Text segment:
- - - -
A novel might be a huge undertaking, but WriteNow has helped me to think of it in stages; at every point, it’s just about getting to the next stage. The next few thousand words. The next feedback meeting. The next draft.
There are so many people who talk about wanting to write a novel, but WriteNow has pushed, supported and motivated me to stop being one of them. Instead, I’ve had the confidence to sit down and actually write the thing – and what’s more, I’ve gained the confidence to call myself a novelist.
As a child I heard our family history passed down by female storytellers: literacy was largely a male domain. This gradually changed as school teachers encouraged me to write my stories and enter them into competitions. Since then I’ve had a spasmodic relationship with writing, dictated by varying demands on my time and energy. However, the need to write never completely disappeared and now has a central role.
Writers are often asked, “Why is writing important to you?” My rather glib response recently has been, “I write to remain sane.” This is true because writing has helped me heal following a nervous breakdown. However, writing is also important because it fulfils my artistic side by enabling me to paint pictures with words.
- - - -
Source records
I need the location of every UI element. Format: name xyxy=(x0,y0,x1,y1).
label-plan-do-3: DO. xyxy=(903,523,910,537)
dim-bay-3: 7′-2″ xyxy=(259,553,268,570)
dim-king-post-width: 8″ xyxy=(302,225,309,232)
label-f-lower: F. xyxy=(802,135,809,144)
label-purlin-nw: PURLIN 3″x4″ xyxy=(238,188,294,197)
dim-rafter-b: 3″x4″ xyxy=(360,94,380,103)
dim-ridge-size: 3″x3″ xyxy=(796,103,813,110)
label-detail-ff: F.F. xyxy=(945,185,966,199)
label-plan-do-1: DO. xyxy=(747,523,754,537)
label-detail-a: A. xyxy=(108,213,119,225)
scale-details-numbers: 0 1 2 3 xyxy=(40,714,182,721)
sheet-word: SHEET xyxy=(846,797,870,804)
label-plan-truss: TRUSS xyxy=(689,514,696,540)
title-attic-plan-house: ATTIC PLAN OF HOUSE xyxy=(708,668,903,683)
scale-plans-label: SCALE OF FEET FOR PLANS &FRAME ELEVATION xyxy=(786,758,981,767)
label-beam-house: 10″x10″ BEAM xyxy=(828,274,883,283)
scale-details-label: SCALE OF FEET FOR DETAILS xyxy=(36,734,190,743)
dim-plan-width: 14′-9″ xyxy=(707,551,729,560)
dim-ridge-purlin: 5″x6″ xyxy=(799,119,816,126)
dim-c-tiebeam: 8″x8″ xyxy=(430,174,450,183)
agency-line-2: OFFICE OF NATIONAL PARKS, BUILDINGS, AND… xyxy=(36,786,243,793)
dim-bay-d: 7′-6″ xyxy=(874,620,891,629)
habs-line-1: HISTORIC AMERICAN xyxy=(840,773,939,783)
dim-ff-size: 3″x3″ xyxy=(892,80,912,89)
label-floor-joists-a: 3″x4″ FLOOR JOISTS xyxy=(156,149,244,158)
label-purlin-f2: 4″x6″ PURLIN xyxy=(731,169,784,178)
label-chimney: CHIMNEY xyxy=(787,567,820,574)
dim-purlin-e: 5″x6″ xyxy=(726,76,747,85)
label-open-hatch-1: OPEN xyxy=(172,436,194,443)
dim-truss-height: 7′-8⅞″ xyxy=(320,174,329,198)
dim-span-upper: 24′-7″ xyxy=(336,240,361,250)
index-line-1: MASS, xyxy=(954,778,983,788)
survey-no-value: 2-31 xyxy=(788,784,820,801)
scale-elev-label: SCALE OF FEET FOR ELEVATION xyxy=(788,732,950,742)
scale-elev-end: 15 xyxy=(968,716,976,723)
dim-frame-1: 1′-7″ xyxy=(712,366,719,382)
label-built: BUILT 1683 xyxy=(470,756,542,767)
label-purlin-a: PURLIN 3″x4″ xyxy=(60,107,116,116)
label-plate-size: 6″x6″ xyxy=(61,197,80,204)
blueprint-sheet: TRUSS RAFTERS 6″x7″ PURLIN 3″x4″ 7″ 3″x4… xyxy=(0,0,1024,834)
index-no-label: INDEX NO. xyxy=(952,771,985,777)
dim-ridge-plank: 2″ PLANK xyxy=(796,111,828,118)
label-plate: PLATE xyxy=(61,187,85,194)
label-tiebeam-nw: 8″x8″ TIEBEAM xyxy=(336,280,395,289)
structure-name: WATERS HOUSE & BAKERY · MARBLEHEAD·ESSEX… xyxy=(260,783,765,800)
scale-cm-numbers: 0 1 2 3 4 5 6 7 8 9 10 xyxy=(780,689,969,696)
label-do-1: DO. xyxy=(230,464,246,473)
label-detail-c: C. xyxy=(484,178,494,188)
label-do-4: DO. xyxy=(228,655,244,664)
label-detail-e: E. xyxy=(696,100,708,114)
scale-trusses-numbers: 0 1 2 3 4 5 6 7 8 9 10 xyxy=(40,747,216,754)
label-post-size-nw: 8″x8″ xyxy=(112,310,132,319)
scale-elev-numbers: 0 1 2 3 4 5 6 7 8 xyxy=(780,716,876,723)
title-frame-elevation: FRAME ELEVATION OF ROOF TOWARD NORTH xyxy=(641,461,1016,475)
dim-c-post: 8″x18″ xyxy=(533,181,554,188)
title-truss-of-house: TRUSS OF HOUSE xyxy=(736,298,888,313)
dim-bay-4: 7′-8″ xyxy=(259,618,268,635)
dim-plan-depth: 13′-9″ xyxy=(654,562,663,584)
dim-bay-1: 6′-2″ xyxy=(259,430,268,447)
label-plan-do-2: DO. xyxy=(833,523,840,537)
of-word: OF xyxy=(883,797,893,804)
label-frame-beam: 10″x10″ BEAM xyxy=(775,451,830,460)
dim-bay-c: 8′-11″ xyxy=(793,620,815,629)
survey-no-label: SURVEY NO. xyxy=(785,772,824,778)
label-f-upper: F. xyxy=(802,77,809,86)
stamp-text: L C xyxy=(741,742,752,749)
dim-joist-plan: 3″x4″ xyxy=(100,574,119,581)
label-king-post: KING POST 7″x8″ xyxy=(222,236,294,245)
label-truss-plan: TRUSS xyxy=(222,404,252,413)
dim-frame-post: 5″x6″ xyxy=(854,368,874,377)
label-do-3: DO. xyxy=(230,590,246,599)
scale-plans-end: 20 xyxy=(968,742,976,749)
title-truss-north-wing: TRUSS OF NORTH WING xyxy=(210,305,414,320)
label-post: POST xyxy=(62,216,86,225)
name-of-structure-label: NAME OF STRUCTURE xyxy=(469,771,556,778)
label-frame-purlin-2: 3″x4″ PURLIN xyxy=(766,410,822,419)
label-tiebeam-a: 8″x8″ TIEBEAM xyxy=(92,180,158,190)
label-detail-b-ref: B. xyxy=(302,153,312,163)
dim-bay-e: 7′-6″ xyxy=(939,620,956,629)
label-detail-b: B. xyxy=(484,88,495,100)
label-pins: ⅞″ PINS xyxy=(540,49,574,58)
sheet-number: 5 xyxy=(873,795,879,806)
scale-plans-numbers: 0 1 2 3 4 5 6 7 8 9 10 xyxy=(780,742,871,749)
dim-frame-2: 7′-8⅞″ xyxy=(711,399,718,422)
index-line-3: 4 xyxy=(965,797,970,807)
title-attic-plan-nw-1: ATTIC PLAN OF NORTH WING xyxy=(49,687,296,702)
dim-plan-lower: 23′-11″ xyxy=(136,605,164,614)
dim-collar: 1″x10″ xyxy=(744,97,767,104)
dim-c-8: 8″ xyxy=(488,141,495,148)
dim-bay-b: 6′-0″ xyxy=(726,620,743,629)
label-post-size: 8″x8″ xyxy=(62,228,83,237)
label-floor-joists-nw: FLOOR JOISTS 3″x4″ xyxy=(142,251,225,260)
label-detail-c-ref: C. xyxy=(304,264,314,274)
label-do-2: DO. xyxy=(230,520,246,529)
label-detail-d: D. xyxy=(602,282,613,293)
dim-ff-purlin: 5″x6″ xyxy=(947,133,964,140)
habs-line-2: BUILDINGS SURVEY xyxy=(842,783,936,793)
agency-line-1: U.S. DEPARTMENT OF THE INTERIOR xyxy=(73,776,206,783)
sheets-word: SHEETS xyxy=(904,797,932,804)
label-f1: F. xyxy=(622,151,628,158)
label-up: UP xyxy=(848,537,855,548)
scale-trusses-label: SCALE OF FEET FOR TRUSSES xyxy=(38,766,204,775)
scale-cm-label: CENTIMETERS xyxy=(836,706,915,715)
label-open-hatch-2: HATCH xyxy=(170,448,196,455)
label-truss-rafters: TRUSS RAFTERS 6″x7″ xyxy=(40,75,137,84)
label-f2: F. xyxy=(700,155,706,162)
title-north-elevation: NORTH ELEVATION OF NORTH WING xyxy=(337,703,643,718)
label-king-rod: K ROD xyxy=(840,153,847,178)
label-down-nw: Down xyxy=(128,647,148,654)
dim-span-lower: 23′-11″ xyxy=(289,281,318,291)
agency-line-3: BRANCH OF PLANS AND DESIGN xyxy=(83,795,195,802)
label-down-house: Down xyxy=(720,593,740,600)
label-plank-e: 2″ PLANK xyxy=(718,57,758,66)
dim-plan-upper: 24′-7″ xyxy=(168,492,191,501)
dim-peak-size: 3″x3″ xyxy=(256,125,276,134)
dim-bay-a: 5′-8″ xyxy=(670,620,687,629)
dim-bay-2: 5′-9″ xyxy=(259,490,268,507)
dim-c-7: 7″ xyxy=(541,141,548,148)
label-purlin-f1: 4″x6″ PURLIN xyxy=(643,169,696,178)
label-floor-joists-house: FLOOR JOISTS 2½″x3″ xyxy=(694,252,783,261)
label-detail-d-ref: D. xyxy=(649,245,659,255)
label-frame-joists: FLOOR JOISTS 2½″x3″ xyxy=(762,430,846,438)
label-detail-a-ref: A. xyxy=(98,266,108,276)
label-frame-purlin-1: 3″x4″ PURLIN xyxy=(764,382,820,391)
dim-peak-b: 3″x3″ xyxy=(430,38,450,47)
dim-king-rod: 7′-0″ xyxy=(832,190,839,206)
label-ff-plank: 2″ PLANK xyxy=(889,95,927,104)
- - - -
What is expected:
Rewrite the paragraph of the text above that begins "As a child I heard" so it is shorter but keeps its main facts.

Solution to the exercise:
As a child I heard our family history from female storytellers, since literacy was mostly a male domain. That changed as school teachers encouraged me to write my stories and enter competitions. Since then I've written on and off, depending on my time and energy, but the need to write never fully went away and is now central.